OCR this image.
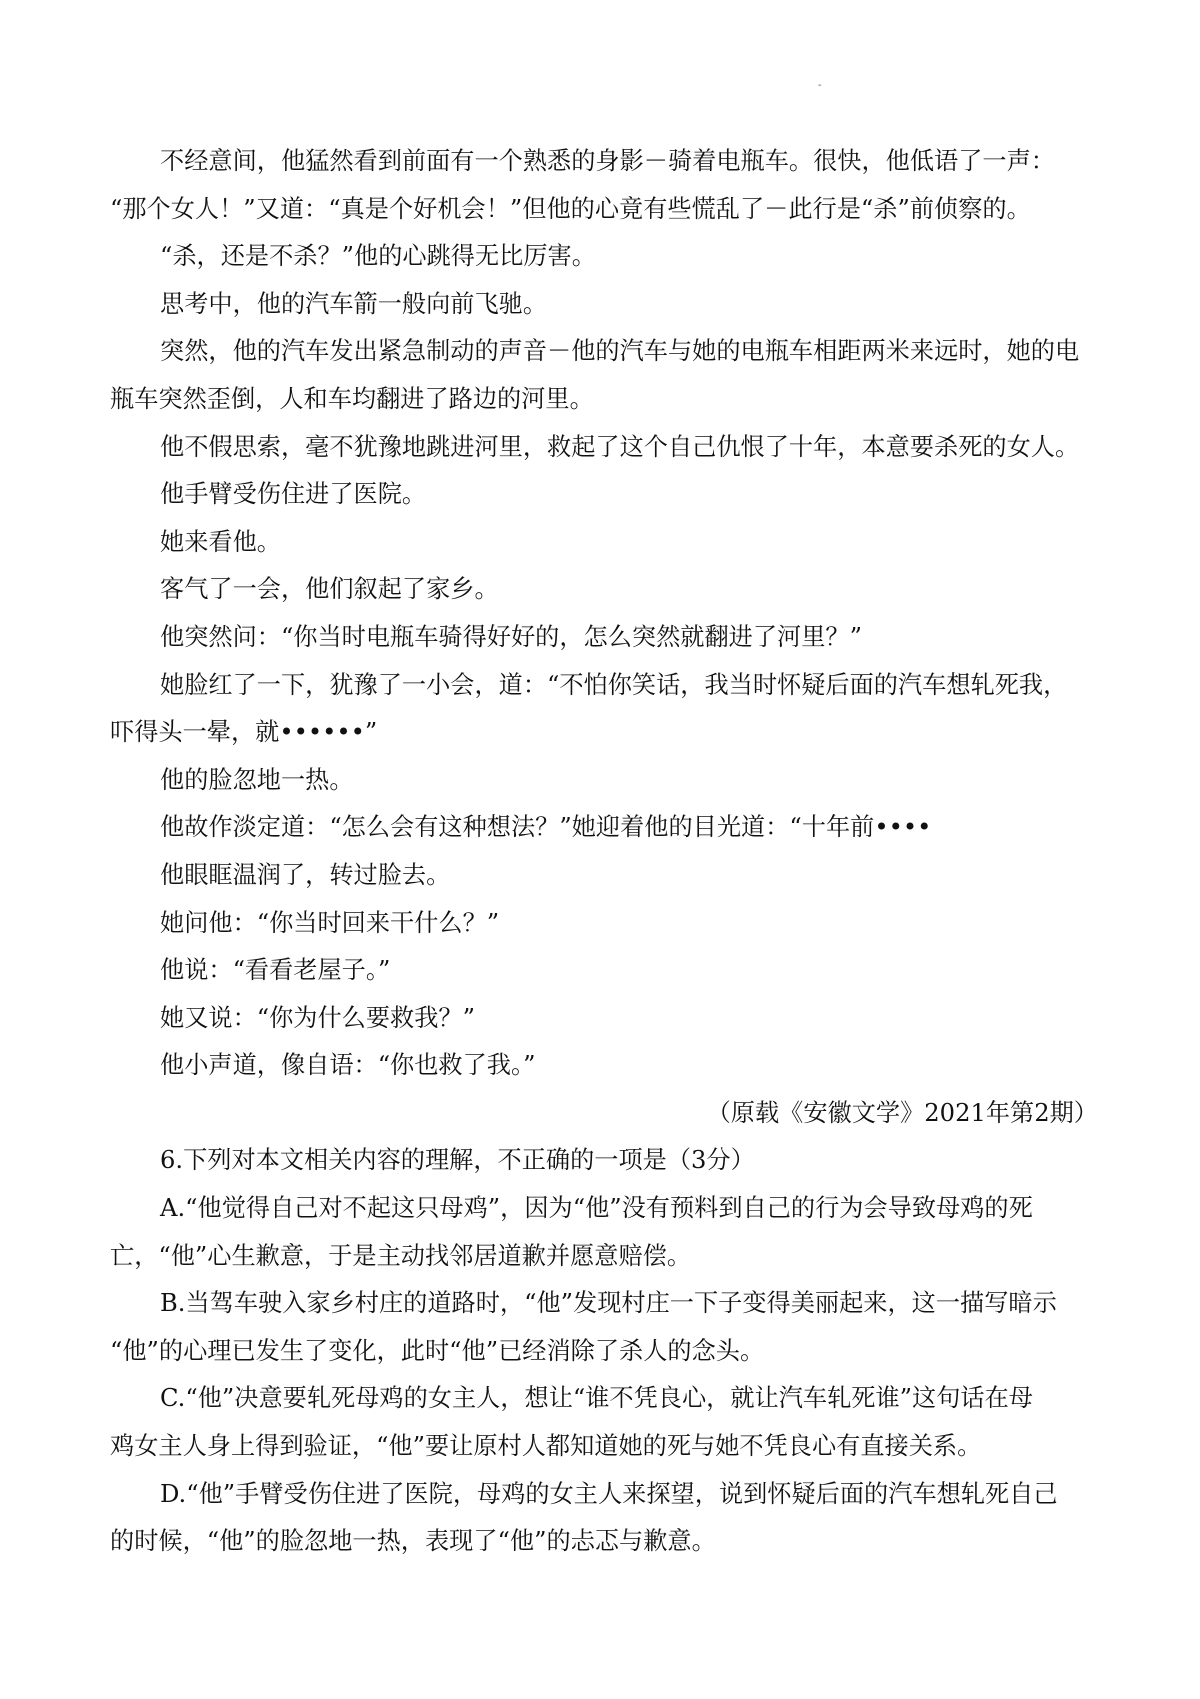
-

不经意间，他猛然看到前面有一个熟悉的身影－骑着电瓶车。很快，他低语了一声：

“那个女人！”又道：“真是个好机会！”但他的心竟有些慌乱了－此行是“杀”前侦察的。

“杀，还是不杀？”他的心跳得无比厉害。

思考中，他的汽车箭一般向前飞驰。

突然，他的汽车发出紧急制动的声音－他的汽车与她的电瓶车相距两米来远时，她的电

瓶车突然歪倒，人和车均翻进了路边的河里。

他不假思索，毫不犹豫地跳进河里，救起了这个自己仇恨了十年，本意要杀死的女人。

他手臂受伤住进了医院。

她来看他。

客气了一会，他们叙起了家乡。

他突然问：“你当时电瓶车骑得好好的，怎么突然就翻进了河里？”

她脸红了一下，犹豫了一小会，道：“不怕你笑话，我当时怀疑后面的汽车想轧死我，

吓得头一晕，就••••••”

他的脸忽地一热。

他故作淡定道：“怎么会有这种想法？”她迎着他的目光道：“十年前••••

他眼眶温润了，转过脸去。

她问他：“你当时回来干什么？”

他说：“看看老屋子。”

她又说：“你为什么要救我？”

他小声道，像自语：“你也救了我。”

（原载《安徽文学》2021年第2期）

6.下列对本文相关内容的理解，不正确的一项是（3分）

A.“他觉得自己对不起这只母鸡”，因为“他”没有预料到自己的行为会导致母鸡的死

亡，“他”心生歉意，于是主动找邻居道歉并愿意赔偿。

B.当驾车驶入家乡村庄的道路时，“他”发现村庄一下子变得美丽起来，这一描写暗示

“他”的心理已发生了变化，此时“他”已经消除了杀人的念头。

C.“他”决意要轧死母鸡的女主人，想让“谁不凭良心，就让汽车轧死谁”这句话在母

鸡女主人身上得到验证，“他”要让原村人都知道她的死与她不凭良心有直接关系。

D.“他”手臂受伤住进了医院，母鸡的女主人来探望，说到怀疑后面的汽车想轧死自己

的时候，“他”的脸忽地一热，表现了“他”的忐忑与歉意。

···

Instructions for the task =>
Write the entries above out again exactly, but not the pictures.

Result of this task =>
OCR this image.
-

不经意间，他猛然看到前面有一个熟悉的身影－骑着电瓶车。很快，他低语了一声：

“那个女人！”又道：“真是个好机会！”但他的心竟有些慌乱了－此行是“杀”前侦察的。

“杀，还是不杀？”他的心跳得无比厉害。

思考中，他的汽车箭一般向前飞驰。

突然，他的汽车发出紧急制动的声音－他的汽车与她的电瓶车相距两米来远时，她的电

瓶车突然歪倒，人和车均翻进了路边的河里。

他不假思索，毫不犹豫地跳进河里，救起了这个自己仇恨了十年，本意要杀死的女人。

他手臂受伤住进了医院。

她来看他。

客气了一会，他们叙起了家乡。

他突然问：“你当时电瓶车骑得好好的，怎么突然就翻进了河里？”

她脸红了一下，犹豫了一小会，道：“不怕你笑话，我当时怀疑后面的汽车想轧死我，

吓得头一晕，就••••••”

他的脸忽地一热。

他故作淡定道：“怎么会有这种想法？”她迎着他的目光道：“十年前••••

他眼眶温润了，转过脸去。

她问他：“你当时回来干什么？”

他说：“看看老屋子。”

她又说：“你为什么要救我？”

他小声道，像自语：“你也救了我。”

（原载《安徽文学》2021年第2期）

6.下列对本文相关内容的理解，不正确的一项是（3分）

A.“他觉得自己对不起这只母鸡”，因为“他”没有预料到自己的行为会导致母鸡的死

亡，“他”心生歉意，于是主动找邻居道歉并愿意赔偿。

B.当驾车驶入家乡村庄的道路时，“他”发现村庄一下子变得美丽起来，这一描写暗示

“他”的心理已发生了变化，此时“他”已经消除了杀人的念头。

C.“他”决意要轧死母鸡的女主人，想让“谁不凭良心，就让汽车轧死谁”这句话在母

鸡女主人身上得到验证，“他”要让原村人都知道她的死与她不凭良心有直接关系。

D.“他”手臂受伤住进了医院，母鸡的女主人来探望，说到怀疑后面的汽车想轧死自己

的时候，“他”的脸忽地一热，表现了“他”的忐忑与歉意。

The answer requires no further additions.